**TASK DESCRIPTION**
Return all the entries exactly, keeping pictures out.

**ENTRIES SUPPLIED**

------------------------------------

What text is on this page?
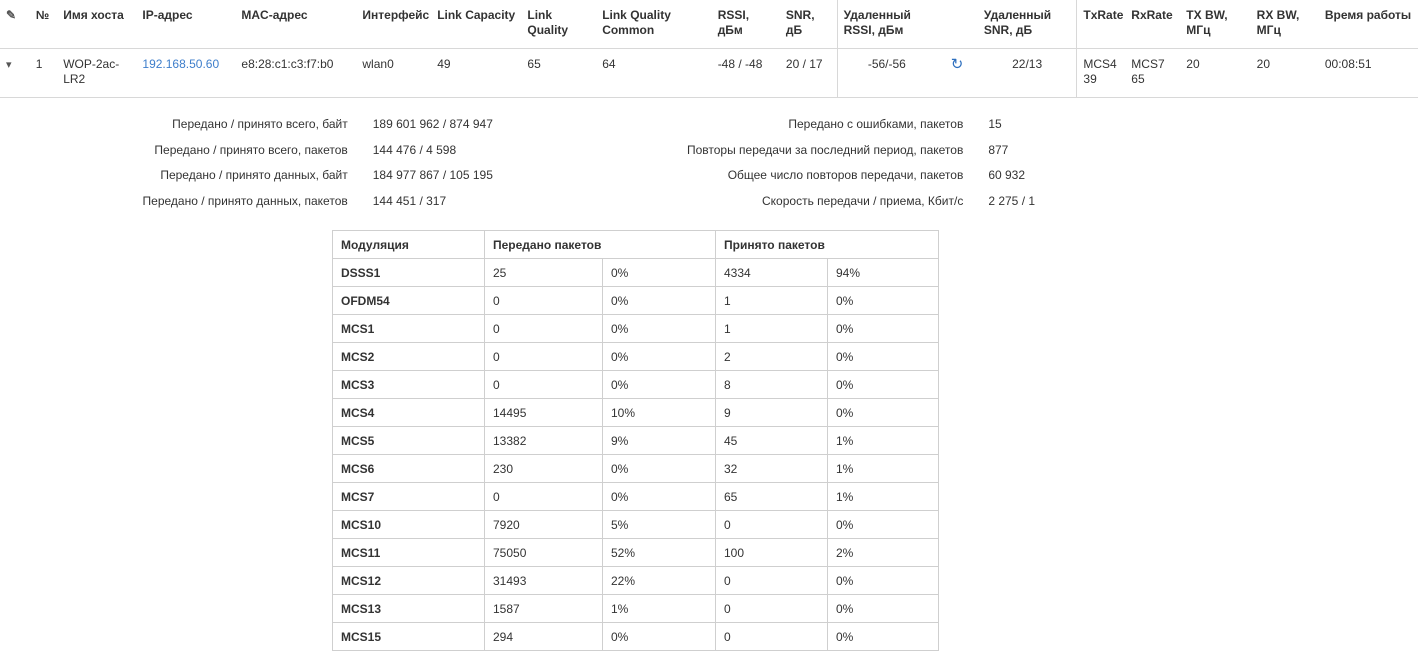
✎	№	Имя хоста	IP-адрес	MAC-адрес	Интерфейс	Link Capacity	Link Quality	Link Quality Common	RSSI, дБм	SNR, дБ	Удаленный RSSI, дБм		Удаленный SNR, дБ	TxRate	RxRate	TX BW, МГц	RX BW, МГц	Время работы
▾	1	WOP-2ac-LR2	192.168.50.60	e8:28:c1:c3:f7:b0	wlan0	49	65	64	-48 / -48	20 / 17	-56/-56	↻	22/13	MCS4 39	MCS7 65	20	20	00:08:51
Передано / принято всего, байт	189 601 962 / 874 947
Передано / принято всего, пакетов	144 476 / 4 598
Передано / принято данных, байт	184 977 867 / 105 195
Передано / принято данных, пакетов	144 451 / 317
Передано с ошибками, пакетов	15
Повторы передачи за последний период, пакетов	877
Общее число повторов передачи, пакетов	60 932
Скорость передачи / приема, Кбит/с	2 275 / 1
Модуляция	Передано пакетов		Принято пакетов	
DSSS1	25	0%	4334	94%
OFDM54	0	0%	1	0%
MCS1	0	0%	1	0%
MCS2	0	0%	2	0%
MCS3	0	0%	8	0%
MCS4	14495	10%	9	0%
MCS5	13382	9%	45	1%
MCS6	230	0%	32	1%
MCS7	0	0%	65	1%
MCS10	7920	5%	0	0%
MCS11	75050	52%	100	2%
MCS12	31493	22%	0	0%
MCS13	1587	1%	0	0%
MCS15	294	0%	0	0%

------------------------------------

**FINISHED ANSWER**
What text is on this page?
✎	№	Имя хоста	IP-адрес	MAC-адрес	Интерфейс	Link Capacity	Link Quality	Link Quality Common	RSSI, дБм	SNR, дБ	Удаленный RSSI, дБм		Удаленный SNR, дБ	TxRate	RxRate	TX BW, МГц	RX BW, МГц	Время работы
▾	1	WOP-2ac-LR2	192.168.50.60	e8:28:c1:c3:f7:b0	wlan0	49	65	64	-48 / -48	20 / 17	-56/-56	↻	22/13	MCS4 39	MCS7 65	20	20	00:08:51
Передано / принято всего, байт	189 601 962 / 874 947
Передано / принято всего, пакетов	144 476 / 4 598
Передано / принято данных, байт	184 977 867 / 105 195
Передано / принято данных, пакетов	144 451 / 317
Передано с ошибками, пакетов	15
Повторы передачи за последний период, пакетов	877
Общее число повторов передачи, пакетов	60 932
Скорость передачи / приема, Кбит/с	2 275 / 1
Модуляция	Передано пакетов		Принято пакетов	
DSSS1	25	0%	4334	94%
OFDM54	0	0%	1	0%
MCS1	0	0%	1	0%
MCS2	0	0%	2	0%
MCS3	0	0%	8	0%
MCS4	14495	10%	9	0%
MCS5	13382	9%	45	1%
MCS6	230	0%	32	1%
MCS7	0	0%	65	1%
MCS10	7920	5%	0	0%
MCS11	75050	52%	100	2%
MCS12	31493	22%	0	0%
MCS13	1587	1%	0	0%
MCS15	294	0%	0	0%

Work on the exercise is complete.